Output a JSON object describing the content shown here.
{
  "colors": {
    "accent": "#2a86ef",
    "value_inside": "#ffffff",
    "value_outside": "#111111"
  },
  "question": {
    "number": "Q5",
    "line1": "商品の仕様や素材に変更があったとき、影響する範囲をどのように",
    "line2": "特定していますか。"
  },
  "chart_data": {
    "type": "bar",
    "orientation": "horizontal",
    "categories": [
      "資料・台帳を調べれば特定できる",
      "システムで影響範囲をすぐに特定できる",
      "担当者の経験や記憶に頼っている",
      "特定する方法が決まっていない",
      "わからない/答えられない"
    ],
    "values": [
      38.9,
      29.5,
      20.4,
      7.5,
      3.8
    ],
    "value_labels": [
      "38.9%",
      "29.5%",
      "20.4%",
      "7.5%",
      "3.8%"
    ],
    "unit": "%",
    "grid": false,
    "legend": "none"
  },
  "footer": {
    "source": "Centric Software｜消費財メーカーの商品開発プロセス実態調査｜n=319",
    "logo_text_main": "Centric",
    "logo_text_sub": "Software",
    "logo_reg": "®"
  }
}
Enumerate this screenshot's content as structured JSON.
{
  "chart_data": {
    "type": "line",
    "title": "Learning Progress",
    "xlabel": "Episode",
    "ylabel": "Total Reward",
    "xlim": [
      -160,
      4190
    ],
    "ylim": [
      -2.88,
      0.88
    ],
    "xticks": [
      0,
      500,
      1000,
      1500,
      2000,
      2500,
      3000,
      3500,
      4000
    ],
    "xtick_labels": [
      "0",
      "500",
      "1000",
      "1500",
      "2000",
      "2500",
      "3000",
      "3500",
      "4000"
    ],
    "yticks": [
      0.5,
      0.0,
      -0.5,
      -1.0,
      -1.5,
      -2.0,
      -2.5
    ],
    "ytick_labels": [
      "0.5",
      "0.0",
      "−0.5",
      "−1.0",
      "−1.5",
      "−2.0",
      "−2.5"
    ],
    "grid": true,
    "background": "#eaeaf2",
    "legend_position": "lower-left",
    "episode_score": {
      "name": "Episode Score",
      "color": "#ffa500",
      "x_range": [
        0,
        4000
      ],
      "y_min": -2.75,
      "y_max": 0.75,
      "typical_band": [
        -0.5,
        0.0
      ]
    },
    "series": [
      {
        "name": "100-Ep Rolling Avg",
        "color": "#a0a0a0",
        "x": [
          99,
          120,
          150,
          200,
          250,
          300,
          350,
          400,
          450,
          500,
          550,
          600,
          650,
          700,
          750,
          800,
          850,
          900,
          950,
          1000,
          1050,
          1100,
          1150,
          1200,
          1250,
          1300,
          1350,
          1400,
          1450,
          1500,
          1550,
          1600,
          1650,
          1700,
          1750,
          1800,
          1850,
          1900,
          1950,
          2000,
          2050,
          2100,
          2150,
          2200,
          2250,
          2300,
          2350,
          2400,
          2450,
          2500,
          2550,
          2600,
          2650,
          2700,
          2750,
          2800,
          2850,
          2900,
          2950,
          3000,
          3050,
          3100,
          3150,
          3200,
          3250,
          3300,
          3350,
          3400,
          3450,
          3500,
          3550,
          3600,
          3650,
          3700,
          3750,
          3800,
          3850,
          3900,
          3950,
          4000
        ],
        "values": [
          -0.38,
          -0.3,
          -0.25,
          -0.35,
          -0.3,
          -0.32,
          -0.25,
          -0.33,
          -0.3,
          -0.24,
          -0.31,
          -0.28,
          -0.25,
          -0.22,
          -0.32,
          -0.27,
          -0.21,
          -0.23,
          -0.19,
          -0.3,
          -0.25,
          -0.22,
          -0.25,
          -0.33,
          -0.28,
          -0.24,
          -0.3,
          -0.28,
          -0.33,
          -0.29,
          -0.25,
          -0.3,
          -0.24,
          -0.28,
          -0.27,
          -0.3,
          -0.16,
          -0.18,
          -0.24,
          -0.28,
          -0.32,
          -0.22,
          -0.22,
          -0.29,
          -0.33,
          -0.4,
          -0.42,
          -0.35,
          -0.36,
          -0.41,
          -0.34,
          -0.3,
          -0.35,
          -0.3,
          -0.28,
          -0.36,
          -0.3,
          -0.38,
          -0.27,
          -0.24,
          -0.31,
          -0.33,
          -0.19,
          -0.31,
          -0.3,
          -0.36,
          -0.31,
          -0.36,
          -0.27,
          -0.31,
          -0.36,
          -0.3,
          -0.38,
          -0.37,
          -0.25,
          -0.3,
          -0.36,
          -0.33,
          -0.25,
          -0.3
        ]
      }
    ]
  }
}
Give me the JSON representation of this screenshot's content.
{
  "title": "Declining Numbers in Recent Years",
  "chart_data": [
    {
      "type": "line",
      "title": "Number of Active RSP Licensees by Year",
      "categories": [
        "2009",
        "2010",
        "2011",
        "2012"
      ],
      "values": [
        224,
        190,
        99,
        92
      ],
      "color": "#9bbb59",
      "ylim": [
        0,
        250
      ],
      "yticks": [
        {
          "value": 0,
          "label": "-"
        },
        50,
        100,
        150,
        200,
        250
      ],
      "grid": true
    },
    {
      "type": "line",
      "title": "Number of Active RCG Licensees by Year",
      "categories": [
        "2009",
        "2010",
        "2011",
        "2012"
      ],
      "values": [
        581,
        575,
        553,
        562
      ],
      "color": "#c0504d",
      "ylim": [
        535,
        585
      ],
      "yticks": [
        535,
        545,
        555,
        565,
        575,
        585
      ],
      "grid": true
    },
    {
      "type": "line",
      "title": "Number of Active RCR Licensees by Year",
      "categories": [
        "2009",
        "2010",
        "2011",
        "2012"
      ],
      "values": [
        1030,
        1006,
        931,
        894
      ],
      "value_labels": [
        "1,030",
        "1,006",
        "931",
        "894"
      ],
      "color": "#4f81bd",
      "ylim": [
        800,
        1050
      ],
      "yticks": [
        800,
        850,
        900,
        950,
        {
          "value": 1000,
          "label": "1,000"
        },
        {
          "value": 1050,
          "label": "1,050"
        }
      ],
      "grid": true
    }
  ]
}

PROMPT - Copy each line from the records above that includes the string "Active".

TASK RESULT -
      "title": "Number of Active RSP Licensees by Year",
      "title": "Number of Active RCG Licensees by Year",
      "title": "Number of Active RCR Licensees by Year",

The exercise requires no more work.